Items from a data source
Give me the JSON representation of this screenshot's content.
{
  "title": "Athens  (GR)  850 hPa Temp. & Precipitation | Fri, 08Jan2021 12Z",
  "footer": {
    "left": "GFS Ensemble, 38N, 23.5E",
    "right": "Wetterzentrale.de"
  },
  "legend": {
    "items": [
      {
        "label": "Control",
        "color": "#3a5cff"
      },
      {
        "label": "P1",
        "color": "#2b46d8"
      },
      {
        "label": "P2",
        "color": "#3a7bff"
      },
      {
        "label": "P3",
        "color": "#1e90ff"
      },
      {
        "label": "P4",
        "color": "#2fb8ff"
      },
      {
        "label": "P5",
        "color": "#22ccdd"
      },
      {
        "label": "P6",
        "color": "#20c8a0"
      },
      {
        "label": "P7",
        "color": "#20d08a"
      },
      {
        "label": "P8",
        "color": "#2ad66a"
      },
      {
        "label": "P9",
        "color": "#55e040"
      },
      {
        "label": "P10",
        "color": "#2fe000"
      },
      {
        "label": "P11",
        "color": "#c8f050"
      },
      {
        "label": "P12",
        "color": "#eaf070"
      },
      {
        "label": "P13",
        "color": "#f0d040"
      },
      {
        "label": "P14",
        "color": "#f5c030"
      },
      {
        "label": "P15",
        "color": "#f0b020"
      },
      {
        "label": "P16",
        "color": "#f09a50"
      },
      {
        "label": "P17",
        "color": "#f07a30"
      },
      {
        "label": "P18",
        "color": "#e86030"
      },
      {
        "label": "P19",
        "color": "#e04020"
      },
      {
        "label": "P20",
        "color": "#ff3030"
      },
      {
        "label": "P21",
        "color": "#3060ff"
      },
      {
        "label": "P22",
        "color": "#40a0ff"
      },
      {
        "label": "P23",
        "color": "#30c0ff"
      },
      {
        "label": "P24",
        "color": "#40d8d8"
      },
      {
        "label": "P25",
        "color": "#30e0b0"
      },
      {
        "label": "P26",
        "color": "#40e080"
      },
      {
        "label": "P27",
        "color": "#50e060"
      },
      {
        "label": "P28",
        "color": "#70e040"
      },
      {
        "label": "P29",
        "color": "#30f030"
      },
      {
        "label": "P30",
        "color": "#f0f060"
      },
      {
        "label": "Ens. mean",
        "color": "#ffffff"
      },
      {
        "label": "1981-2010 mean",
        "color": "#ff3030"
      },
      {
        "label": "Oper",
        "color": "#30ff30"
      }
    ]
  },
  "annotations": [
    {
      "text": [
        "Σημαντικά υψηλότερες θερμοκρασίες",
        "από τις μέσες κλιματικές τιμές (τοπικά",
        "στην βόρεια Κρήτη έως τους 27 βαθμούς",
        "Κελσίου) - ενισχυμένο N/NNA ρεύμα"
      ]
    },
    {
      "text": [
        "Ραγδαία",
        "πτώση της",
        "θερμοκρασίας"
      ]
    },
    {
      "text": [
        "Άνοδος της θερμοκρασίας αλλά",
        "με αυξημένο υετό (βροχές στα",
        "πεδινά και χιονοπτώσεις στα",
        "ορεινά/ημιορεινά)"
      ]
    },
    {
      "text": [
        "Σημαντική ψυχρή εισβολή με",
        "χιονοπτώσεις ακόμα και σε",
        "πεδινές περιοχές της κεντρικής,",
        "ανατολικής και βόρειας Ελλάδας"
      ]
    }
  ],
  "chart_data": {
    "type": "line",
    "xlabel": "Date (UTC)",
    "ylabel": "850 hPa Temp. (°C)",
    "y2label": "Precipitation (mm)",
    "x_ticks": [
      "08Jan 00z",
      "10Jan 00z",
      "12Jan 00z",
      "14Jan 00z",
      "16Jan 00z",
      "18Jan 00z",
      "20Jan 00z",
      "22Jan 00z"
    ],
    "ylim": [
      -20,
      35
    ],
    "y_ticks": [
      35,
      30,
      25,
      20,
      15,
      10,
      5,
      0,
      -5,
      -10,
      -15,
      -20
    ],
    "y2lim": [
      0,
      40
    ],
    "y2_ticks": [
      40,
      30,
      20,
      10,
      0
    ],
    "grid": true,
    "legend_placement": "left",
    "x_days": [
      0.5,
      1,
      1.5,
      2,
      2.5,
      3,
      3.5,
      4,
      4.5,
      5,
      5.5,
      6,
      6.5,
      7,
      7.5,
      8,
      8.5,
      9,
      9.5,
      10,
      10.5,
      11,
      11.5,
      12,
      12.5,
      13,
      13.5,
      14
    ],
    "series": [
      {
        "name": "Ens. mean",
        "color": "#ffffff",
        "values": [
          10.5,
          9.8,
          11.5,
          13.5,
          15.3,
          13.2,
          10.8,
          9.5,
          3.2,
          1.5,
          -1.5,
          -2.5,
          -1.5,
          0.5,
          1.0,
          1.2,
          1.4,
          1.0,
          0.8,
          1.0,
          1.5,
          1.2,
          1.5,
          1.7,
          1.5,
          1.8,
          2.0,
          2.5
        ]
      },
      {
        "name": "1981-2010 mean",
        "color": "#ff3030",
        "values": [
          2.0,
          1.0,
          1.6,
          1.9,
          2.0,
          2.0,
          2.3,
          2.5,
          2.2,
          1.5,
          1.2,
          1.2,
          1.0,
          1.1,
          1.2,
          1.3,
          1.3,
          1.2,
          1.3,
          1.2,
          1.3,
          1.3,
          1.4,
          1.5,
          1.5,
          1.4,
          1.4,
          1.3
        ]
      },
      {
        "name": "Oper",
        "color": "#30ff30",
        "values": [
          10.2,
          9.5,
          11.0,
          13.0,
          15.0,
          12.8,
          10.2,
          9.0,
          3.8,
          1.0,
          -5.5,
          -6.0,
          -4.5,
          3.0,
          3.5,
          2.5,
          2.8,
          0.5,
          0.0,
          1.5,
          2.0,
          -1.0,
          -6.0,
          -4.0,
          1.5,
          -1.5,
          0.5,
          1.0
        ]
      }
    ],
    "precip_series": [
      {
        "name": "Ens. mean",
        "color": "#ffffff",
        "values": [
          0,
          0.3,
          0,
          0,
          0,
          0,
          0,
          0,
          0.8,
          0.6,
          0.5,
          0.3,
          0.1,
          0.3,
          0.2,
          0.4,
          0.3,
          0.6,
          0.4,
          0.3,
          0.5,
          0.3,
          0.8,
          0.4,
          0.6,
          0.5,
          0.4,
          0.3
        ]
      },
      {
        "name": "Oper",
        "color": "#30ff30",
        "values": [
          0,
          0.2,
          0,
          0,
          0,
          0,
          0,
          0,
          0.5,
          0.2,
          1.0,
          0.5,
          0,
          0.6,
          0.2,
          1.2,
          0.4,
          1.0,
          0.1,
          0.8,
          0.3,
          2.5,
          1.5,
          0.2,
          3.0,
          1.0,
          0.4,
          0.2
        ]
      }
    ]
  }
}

## REQUIREMENT
Work out how many lines of the listing above include "left". Answer with the number and nothing more.

## EXERCISE ANSWER
2